-------- Reading text --------

Purpose: For biliary tract cancer (BTC), resection remains the only curative treatment. BTC confers a poor prognosis due to the often advanced stage at presentation. Early detection and resection may help improve overall survival. Most reports of surgical resection for BTC are limited by size. We evaluated treatment of this disease using a large national database.
Methods: The Nationwide Inpatient Sample was used to identify all patient-discharges from U.S. hospitals with the primary ICD9 diagnosis of biliary tract cancer (intrahepatic bile duct, extrahepatic bile duct, gallbladder) from 1998-2004. Patients were classified as non-resected vs. resected (hepatic resection, bile duct resection, pancreaticoduodenectomy [PD], cholecystectomy [CCY]). Primary outcome measure was in-hospital mortality. Categorical variables were analyzed by Chi square. Multivariable logistic regression was performed to identify independent predictors of resectability and operative mortality.

-------- Information supplied --------

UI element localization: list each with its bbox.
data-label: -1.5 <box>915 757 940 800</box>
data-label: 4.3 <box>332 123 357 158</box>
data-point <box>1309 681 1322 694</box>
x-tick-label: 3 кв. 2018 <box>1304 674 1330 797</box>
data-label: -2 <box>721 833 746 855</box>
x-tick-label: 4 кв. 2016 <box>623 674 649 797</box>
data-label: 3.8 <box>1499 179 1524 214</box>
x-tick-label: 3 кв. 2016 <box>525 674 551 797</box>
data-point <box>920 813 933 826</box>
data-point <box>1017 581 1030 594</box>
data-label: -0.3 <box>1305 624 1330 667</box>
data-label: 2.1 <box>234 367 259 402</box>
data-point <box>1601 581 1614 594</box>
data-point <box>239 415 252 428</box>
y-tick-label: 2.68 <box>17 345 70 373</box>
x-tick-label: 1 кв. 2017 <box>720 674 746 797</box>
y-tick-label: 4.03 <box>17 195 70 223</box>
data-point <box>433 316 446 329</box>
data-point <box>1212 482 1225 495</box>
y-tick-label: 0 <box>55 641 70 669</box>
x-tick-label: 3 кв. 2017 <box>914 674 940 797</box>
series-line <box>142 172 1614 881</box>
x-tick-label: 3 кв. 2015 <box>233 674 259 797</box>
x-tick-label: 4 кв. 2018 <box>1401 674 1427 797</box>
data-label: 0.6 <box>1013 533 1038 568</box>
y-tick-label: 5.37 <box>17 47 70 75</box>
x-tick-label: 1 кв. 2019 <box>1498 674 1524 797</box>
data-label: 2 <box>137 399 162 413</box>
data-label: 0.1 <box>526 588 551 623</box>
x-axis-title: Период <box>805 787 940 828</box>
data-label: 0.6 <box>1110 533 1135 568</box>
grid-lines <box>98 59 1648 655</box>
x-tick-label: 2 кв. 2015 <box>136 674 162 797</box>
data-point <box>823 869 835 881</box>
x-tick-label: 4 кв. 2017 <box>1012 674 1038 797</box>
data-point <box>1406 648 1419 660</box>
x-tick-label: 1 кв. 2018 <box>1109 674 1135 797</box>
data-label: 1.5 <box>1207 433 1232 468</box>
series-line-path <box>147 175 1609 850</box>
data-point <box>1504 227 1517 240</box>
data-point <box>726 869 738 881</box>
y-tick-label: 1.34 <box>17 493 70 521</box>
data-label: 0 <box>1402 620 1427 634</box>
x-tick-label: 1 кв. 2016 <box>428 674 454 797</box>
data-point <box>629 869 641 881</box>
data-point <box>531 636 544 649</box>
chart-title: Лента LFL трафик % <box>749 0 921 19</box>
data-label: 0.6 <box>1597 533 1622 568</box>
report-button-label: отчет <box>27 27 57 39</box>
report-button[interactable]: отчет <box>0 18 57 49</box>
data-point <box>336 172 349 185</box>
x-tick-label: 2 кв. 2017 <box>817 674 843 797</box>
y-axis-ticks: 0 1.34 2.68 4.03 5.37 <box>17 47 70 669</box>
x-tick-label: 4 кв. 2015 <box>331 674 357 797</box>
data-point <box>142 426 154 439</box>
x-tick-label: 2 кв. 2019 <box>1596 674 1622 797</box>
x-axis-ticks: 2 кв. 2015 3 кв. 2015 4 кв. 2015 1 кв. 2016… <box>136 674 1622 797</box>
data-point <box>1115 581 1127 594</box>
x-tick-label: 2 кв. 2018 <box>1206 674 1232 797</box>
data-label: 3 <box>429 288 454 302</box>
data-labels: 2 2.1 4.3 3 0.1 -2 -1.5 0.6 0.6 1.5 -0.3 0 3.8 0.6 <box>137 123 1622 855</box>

--------

• **Problems to solve**:
[a] In the biliary tract cancer abstract, turn the paragraph beginning "Methods: The Nationwide Inpatient Sample" into a brief bulleted list that keeps its main facts.
[b] According to the biliary tract cancer abstract, what is the only curative treatment for biliary tract cancer?
[c] Reproduce word for word the part of the biliary tract cancer abstract from "Methods: The Nationwide" up to and including "and operative mortality.".

• **Solutions to each task**:
[a]
- Data source: Nationwide Inpatient Sample, covering all U.S. hospital patient-discharges from 1998-2004 with a primary ICD9 diagnosis of biliary tract cancer (intrahepatic bile duct, extrahepatic bile duct, gallbladder).
- Groups: non-resected vs. resected (hepatic resection, bile duct resection, pancreaticoduodenectomy [PD], cholecystectomy [CCY]).
- Primary outcome: in-hospital mortality.
- Analysis: Chi square for categorical variables; multivariable logistic regression to identify independent predictors of resectability and operative mortality.

[b] Resection.

[c]
Methods: The Nationwide Inpatient Sample was used to identify all patient-discharges from U.S. hospitals with the primary ICD9 diagnosis of biliary tract cancer (intrahepatic bile duct, extrahepatic bile duct, gallbladder) from 1998-2004. Patients were classified as non-resected vs. resected (hepatic resection, bile duct resection, pancreaticoduodenectomy [PD], cholecystectomy [CCY]). Primary outcome measure was in-hospital mortality. Categorical variables were analyzed by Chi square. Multivariable logistic regression was performed to identify independent predictors of resectability and operative mortality.